**GOAL:** Output all lines exactly, with nothing added or dropped.

┌──

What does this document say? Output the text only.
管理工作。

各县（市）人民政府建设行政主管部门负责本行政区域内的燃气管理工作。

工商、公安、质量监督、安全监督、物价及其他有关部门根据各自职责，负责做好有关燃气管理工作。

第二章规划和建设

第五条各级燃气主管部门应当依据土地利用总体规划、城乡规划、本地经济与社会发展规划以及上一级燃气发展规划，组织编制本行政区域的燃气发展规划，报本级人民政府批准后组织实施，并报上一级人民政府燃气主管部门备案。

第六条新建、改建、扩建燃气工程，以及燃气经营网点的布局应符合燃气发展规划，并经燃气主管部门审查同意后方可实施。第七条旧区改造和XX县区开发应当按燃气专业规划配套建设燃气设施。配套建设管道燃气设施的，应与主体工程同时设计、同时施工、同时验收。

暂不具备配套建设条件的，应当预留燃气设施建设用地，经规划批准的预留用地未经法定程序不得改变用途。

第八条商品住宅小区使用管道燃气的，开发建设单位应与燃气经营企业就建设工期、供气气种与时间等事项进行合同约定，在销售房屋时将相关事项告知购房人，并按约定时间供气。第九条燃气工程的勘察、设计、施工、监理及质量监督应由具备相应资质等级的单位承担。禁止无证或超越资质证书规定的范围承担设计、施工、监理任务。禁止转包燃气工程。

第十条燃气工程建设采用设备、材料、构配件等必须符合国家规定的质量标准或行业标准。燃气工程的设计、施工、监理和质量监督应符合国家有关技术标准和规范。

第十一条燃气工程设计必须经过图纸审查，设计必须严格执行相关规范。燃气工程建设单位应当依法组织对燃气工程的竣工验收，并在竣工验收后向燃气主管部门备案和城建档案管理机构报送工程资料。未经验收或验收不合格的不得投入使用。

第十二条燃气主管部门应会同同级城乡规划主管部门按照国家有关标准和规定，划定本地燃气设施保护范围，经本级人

└──

**ANSWER TO THE PROBLEM:**
What does this document say? Output the text only.
管理工作。

各县（市）人民政府建设行政主管部门负责本行政区域内的燃气管理工作。

工商、公安、质量监督、安全监督、物价及其他有关部门根据各自职责，负责做好有关燃气管理工作。

第二章规划和建设

第五条各级燃气主管部门应当依据土地利用总体规划、城乡规划、本地经济与社会发展规划以及上一级燃气发展规划，组织编制本行政区域的燃气发展规划，报本级人民政府批准后组织实施，并报上一级人民政府燃气主管部门备案。

第六条新建、改建、扩建燃气工程，以及燃气经营网点的布局应符合燃气发展规划，并经燃气主管部门审查同意后方可实施。第七条旧区改造和XX县区开发应当按燃气专业规划配套建设燃气设施。配套建设管道燃气设施的，应与主体工程同时设计、同时施工、同时验收。

暂不具备配套建设条件的，应当预留燃气设施建设用地，经规划批准的预留用地未经法定程序不得改变用途。

第八条商品住宅小区使用管道燃气的，开发建设单位应与燃气经营企业就建设工期、供气气种与时间等事项进行合同约定，在销售房屋时将相关事项告知购房人，并按约定时间供气。第九条燃气工程的勘察、设计、施工、监理及质量监督应由具备相应资质等级的单位承担。禁止无证或超越资质证书规定的范围承担设计、施工、监理任务。禁止转包燃气工程。

第十条燃气工程建设采用设备、材料、构配件等必须符合国家规定的质量标准或行业标准。燃气工程的设计、施工、监理和质量监督应符合国家有关技术标准和规范。

第十一条燃气工程设计必须经过图纸审查，设计必须严格执行相关规范。燃气工程建设单位应当依法组织对燃气工程的竣工验收，并在竣工验收后向燃气主管部门备案和城建档案管理机构报送工程资料。未经验收或验收不合格的不得投入使用。

第十二条燃气主管部门应会同同级城乡规划主管部门按照国家有关标准和规定，划定本地燃气设施保护范围，经本级人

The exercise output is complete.